(Dataset items)
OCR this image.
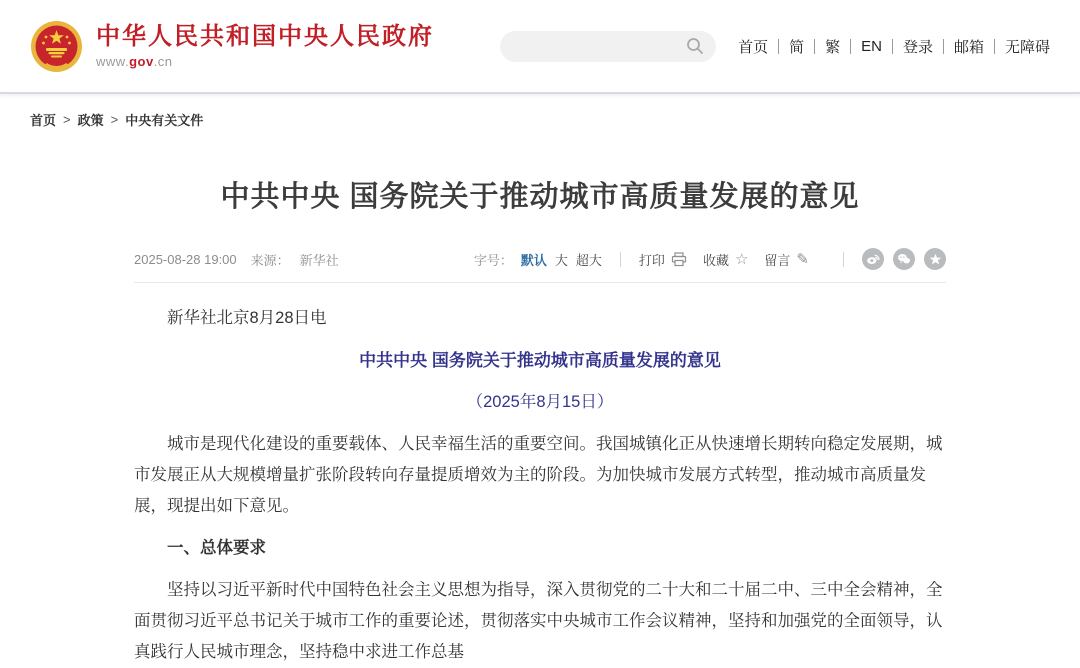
中华人民共和国中央人民政府
www.gov.cn
首页 简 繁 EN 登录 邮箱 无障碍
首页 > 政策 > 中央有关文件
中共中央 国务院关于推动城市高质量发展的意见
2025-08-28 19:00 来源： 新华社	字号： 默认 大 超大	打印	收藏 ☆ 留言 ✎

新华社北京8月28日电

中共中央 国务院关于推动城市高质量发展的意见

（2025年8月15日）

城市是现代化建设的重要载体、人民幸福生活的重要空间。我国城镇化正从快速增长期转向稳定发展期，城市发展正从大规模增量扩张阶段转向存量提质增效为主的阶段。为加快城市发展方式转型，推动城市高质量发展，现提出如下意见。

一、总体要求

坚持以习近平新时代中国特色社会主义思想为指导，深入贯彻党的二十大和二十届二中、三中全会精神，全面贯彻习近平总书记关于城市工作的重要论述，贯彻落实中央城市工作会议精神，坚持和加强党的全面领导，认真践行人民城市理念，坚持稳中求进工作总基
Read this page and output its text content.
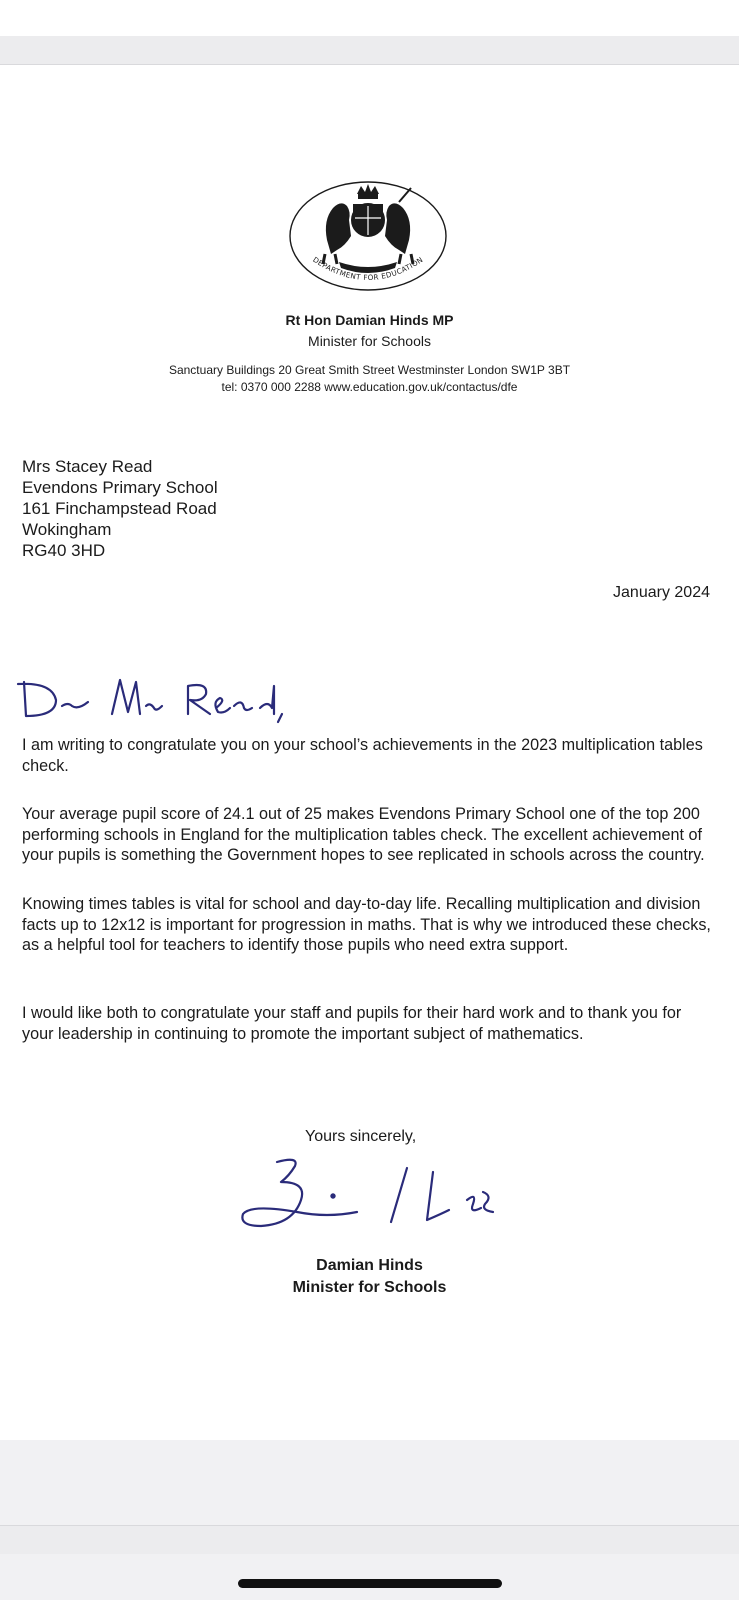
DEPARTMENT FOR EDUCATION
Rt Hon Damian Hinds MP
Minister for Schools
Sanctuary Buildings 20 Great Smith Street Westminster London SW1P 3BT
tel: 0370 000 2288 www.education.gov.uk/contactus/dfe
Mrs Stacey Read
Evendons Primary School
161 Finchampstead Road
Wokingham
RG40 3HD
January 2024
I am writing to congratulate you on your school’s achievements in the 2023 multiplication tables check.
Your average pupil score of 24.1 out of 25 makes Evendons Primary School one of the top 200 performing schools in England for the multiplication tables check. The excellent achievement of your pupils is something the Government hopes to see replicated in schools across the country.
Knowing times tables is vital for school and day-to-day life. Recalling multiplication and division facts up to 12x12 is important for progression in maths. That is why we introduced these checks, as a helpful tool for teachers to identify those pupils who need extra support.
I would like both to congratulate your staff and pupils for their hard work and to thank you for your leadership in continuing to promote the important subject of mathematics.
Yours sincerely,
Damian Hinds
Minister for Schools
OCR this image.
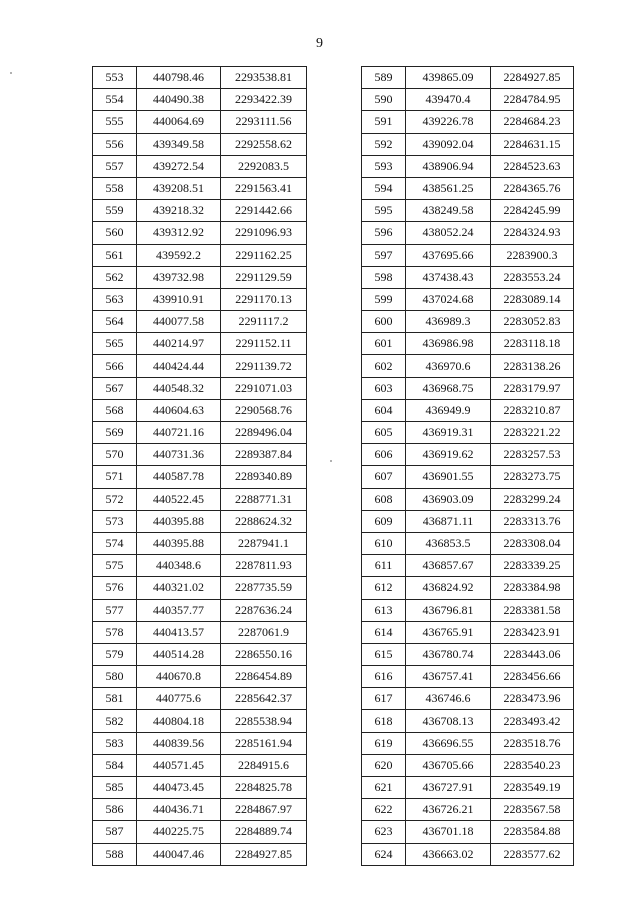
9
553	440798.46	2293538.81
554	440490.38	2293422.39
555	440064.69	2293111.56
556	439349.58	2292558.62
557	439272.54	2292083.5
558	439208.51	2291563.41
559	439218.32	2291442.66
560	439312.92	2291096.93
561	439592.2	2291162.25
562	439732.98	2291129.59
563	439910.91	2291170.13
564	440077.58	2291117.2
565	440214.97	2291152.11
566	440424.44	2291139.72
567	440548.32	2291071.03
568	440604.63	2290568.76
569	440721.16	2289496.04
570	440731.36	2289387.84
571	440587.78	2289340.89
572	440522.45	2288771.31
573	440395.88	2288624.32
574	440395.88	2287941.1
575	440348.6	2287811.93
576	440321.02	2287735.59
577	440357.77	2287636.24
578	440413.57	2287061.9
579	440514.28	2286550.16
580	440670.8	2286454.89
581	440775.6	2285642.37
582	440804.18	2285538.94
583	440839.56	2285161.94
584	440571.45	2284915.6
585	440473.45	2284825.78
586	440436.71	2284867.97
587	440225.75	2284889.74
588	440047.46	2284927.85
589	439865.09	2284927.85
590	439470.4	2284784.95
591	439226.78	2284684.23
592	439092.04	2284631.15
593	438906.94	2284523.63
594	438561.25	2284365.76
595	438249.58	2284245.99
596	438052.24	2284324.93
597	437695.66	2283900.3
598	437438.43	2283553.24
599	437024.68	2283089.14
600	436989.3	2283052.83
601	436986.98	2283118.18
602	436970.6	2283138.26
603	436968.75	2283179.97
604	436949.9	2283210.87
605	436919.31	2283221.22
606	436919.62	2283257.53
607	436901.55	2283273.75
608	436903.09	2283299.24
609	436871.11	2283313.76
610	436853.5	2283308.04
611	436857.67	2283339.25
612	436824.92	2283384.98
613	436796.81	2283381.58
614	436765.91	2283423.91
615	436780.74	2283443.06
616	436757.41	2283456.66
617	436746.6	2283473.96
618	436708.13	2283493.42
619	436696.55	2283518.76
620	436705.66	2283540.23
621	436727.91	2283549.19
622	436726.21	2283567.58
623	436701.18	2283584.88
624	436663.02	2283577.62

__Brief__. Find the lines with the string "Read" and reproduce them.

__Solved problem__.
Read this page and output its text content.
Mrs Stacey Read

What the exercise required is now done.